» DOCUMENT TEXT:
From the archives: MCF Annual Dinner 2000

From the archives: MCF Annual Dinner 2000

By MCF_Admin

East Timor Reflections

This article found on an old version of the MCF website was written by then Captain (now LTCOL) Phil McMaster who now heads up the Australian Navigators Military Ministry.  

At 3am on 20 Sept 99 a Jumbo aircraft took off from Townsville airport to fly to a Darwin staging area. Over the next few days elements of the ADF were inserted into East Timor. The one and a half hour C130 flight seemed to take forever. I remember flying over the middle of East Timor then out to sea, taking a sharp bank and then we thudded down onto DILI airport. Waiting for a vehicle also in the cargo bay to back down onto the tarmac seemed like an eternity. Finally out on ground with helmet, marching order, combat body armour and rifle. It seemed like an effort to move a 100 m but at the same time the adrenalin was pumping hard. All I could see was TNI soldiers all around, where were the Australians, at last some British gurkhas. It was a difficult night’s sleep, uneasy, the most pumped up I had ever been. The air was thick with smoke, and there was a burnt smell. Looking into to the hills with night vision all you could see were the small fires of those that had fled following the independence vote. The following day driving through the streets it felt empty, few buildings were left standing, the only people on the streets looked sinister and distrustful. One thing was certain: we needed to be in this country. This was the beginning of a four and a half month tour.

I was just one of many peacekeepers who went into EM in on day 2 of OP Warden. I stayed for 4 and a half months and then left. There have been lots of people go into EM since I came out, many of them faced different experiences, the place has changed a lot, and many of them have stayed a lot longer than I have.

Making mistakes (All have sinned)

I have got to be up front with you about my time in EM. It was the busiest and most under pressure that I have been so far in my military career. I reckon that 4 and a half months over there on operations was worth a great deal of experience in the ADF. Being under pressure and stressed probably does cause you to make mistakes that may be out of character. Those of you who have done some sort of leadership challenge, survival course or the like can attest to this. I would like to take you through one of the professional mistakes that I made while on operations.

The unit I was part of conducted regular resupplies to Dili and other towns west (toward the border) and east. The road between Dili and Baucau (about 150 km to the east) was quite treacherous at times, even before the wet season. There were frequent landslides and other very obvious damage had been caused. There were a number of accidents and near misses and unless something were done to provide a form of command and control with the increased military traffic there would be a serious accident. I remember during the first week that I was there being part of a large resupply convoy going to the border. The vehicle in front of me was a Mack recovery vehicle with a huge turning circle. Going down a steep and sloping hill the driver took the turn a little tight. He was fortunate that although the momentum took his back two wheels over a 50 m drop he enough forward momentum to keep going. Many of the local Timorese driving along in their overloaded vehicles did in fact have accidents. The military police were asked to instigate Battlefield Circulation Control (BCC). This meant sending out escort vehicles on all convoys that had vehicles as large as or larger than a Unimog. The best example was the weekly ration run that had refrigerated ISO containers on Mack trucks. The escort vehicles used to go ahead of the convoy to stop oncoming traffic and allow your convoy through. It was interesting getting BCC going. Local East Timorese were not used to being held up for any reason and the various nations with which INTERFET worked spoke varying degrees of English. For an Italian “slow up and stop” meant a totally different thing to an Australian. If you ever have been to parts of Italy like Rome and Sorento you will understand this when you see five lane roads hit a roundabout and only two lanes come out. On one particular morning I sent a convoy out of Dili as the duty officer and did not ensure that BCC was with the convoy. The task commander of the convoy wanted to get the it going, so he took it out. You can imagine my horror when we heard over the communication’s network an hour or two later that an Australian convoy had had an accident on a section of road that was supposed to have BCC and that there were some serious injuries.

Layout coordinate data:
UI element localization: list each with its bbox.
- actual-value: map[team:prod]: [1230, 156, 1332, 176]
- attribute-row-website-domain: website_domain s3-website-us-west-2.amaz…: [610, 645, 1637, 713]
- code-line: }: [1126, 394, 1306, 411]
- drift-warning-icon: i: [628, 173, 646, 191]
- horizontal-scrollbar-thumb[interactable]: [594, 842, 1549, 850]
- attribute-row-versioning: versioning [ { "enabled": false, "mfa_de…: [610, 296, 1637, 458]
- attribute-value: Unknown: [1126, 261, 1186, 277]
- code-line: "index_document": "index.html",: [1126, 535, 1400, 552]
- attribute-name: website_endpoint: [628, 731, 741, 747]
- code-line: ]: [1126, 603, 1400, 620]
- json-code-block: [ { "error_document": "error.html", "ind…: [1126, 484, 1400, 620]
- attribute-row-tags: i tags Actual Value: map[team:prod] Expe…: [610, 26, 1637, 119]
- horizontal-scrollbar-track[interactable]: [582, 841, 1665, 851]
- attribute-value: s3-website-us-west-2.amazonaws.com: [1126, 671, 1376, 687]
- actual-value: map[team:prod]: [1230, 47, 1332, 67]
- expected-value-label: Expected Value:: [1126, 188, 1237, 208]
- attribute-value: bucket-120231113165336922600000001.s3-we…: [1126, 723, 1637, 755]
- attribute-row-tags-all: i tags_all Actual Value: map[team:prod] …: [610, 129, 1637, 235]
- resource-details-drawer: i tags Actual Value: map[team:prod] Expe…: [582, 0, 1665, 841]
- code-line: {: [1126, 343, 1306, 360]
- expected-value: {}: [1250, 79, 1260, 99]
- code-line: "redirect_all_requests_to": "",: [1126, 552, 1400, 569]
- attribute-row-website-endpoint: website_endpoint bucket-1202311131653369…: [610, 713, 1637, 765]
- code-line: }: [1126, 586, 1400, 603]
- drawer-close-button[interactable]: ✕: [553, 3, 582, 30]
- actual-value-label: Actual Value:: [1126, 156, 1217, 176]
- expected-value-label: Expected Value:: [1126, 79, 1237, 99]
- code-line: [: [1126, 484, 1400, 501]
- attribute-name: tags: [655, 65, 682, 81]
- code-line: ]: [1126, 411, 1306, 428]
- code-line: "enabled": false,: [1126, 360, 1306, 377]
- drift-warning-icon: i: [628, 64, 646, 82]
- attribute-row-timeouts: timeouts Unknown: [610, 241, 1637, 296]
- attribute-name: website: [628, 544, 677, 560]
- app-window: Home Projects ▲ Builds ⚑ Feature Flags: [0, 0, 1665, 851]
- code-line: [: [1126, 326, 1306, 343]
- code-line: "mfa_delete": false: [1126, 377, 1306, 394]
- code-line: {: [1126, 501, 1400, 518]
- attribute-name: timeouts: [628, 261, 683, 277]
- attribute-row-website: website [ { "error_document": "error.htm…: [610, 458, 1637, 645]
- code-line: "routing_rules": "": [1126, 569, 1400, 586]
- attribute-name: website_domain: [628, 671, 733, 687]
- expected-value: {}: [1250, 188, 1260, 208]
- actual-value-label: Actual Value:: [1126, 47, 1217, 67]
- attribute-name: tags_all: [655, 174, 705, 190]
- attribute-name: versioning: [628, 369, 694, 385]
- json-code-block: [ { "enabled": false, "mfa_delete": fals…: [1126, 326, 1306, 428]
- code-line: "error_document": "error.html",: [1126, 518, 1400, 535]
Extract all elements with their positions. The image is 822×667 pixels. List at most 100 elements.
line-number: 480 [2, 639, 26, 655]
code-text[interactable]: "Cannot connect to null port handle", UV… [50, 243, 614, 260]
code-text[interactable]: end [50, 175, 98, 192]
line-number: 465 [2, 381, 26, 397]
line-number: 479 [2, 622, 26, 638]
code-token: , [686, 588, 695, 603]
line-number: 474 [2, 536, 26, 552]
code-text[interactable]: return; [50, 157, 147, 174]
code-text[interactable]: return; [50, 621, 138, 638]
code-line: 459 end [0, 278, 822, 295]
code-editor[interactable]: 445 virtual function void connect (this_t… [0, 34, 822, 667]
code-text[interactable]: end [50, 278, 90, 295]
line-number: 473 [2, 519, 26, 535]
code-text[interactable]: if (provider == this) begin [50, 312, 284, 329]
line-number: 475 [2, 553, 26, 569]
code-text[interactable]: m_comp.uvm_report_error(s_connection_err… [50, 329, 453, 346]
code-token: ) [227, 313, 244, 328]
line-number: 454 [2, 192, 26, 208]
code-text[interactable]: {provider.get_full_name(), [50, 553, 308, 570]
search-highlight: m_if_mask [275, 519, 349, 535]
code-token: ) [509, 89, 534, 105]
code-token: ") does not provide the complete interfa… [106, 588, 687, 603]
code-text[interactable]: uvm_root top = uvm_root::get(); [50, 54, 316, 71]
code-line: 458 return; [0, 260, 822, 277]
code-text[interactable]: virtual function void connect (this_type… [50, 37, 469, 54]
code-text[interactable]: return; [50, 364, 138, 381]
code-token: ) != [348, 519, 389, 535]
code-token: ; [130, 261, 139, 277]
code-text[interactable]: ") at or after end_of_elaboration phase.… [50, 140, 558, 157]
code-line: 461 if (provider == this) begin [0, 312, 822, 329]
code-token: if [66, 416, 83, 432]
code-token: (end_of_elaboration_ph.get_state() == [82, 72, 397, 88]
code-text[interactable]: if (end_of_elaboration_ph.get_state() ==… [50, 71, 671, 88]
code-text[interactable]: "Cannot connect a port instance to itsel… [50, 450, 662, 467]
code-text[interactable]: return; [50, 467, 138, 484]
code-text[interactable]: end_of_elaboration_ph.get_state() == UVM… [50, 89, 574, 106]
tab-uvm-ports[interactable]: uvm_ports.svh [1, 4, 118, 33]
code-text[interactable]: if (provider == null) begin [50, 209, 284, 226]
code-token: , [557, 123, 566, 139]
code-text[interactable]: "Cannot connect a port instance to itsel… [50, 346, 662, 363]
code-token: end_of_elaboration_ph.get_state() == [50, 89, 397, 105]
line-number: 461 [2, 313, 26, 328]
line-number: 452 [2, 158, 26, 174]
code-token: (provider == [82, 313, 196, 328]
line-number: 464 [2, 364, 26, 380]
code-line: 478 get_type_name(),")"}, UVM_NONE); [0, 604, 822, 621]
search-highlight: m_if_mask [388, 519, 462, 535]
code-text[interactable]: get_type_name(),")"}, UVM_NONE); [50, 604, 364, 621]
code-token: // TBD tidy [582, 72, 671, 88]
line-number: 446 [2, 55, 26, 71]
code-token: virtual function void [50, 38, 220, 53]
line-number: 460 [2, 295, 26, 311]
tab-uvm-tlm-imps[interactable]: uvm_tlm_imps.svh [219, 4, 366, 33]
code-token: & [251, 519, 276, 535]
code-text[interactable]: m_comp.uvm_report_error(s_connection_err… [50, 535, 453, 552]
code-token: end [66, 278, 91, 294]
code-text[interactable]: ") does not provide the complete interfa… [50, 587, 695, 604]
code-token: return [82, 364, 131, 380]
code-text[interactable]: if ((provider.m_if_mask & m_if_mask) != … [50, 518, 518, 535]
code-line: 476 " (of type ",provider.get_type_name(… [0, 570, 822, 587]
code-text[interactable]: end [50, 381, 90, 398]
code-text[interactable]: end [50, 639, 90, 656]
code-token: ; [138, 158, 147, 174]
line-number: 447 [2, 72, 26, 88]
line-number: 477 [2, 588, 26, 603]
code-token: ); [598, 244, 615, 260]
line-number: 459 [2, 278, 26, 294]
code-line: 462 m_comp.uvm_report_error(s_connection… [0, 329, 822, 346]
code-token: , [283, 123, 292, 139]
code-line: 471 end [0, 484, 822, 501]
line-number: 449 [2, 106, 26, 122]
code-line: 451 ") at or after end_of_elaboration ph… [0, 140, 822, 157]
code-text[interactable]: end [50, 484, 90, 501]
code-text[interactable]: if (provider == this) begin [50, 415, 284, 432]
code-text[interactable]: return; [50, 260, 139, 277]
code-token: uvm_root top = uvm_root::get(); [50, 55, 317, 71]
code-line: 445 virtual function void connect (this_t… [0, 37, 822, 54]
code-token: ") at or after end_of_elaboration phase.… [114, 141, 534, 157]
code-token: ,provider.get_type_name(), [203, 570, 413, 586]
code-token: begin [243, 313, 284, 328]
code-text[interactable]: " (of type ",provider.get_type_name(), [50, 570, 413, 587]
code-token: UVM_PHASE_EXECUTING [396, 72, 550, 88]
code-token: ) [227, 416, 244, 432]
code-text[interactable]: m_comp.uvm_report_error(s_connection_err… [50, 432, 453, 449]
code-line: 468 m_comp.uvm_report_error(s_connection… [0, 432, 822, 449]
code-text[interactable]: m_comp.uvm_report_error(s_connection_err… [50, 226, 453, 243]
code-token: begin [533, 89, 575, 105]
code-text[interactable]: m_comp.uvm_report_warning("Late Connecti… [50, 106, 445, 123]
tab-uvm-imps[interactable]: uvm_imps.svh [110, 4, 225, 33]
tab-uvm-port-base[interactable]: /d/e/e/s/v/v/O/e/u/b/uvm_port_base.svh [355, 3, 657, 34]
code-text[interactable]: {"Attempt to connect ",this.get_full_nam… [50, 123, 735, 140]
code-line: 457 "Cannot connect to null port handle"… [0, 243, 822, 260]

» WHAT TO DO: In the East Timor article, roughly how far is Baucau from Dili?

» OUTPUT FOR THIS TASK: About 150 km to the east.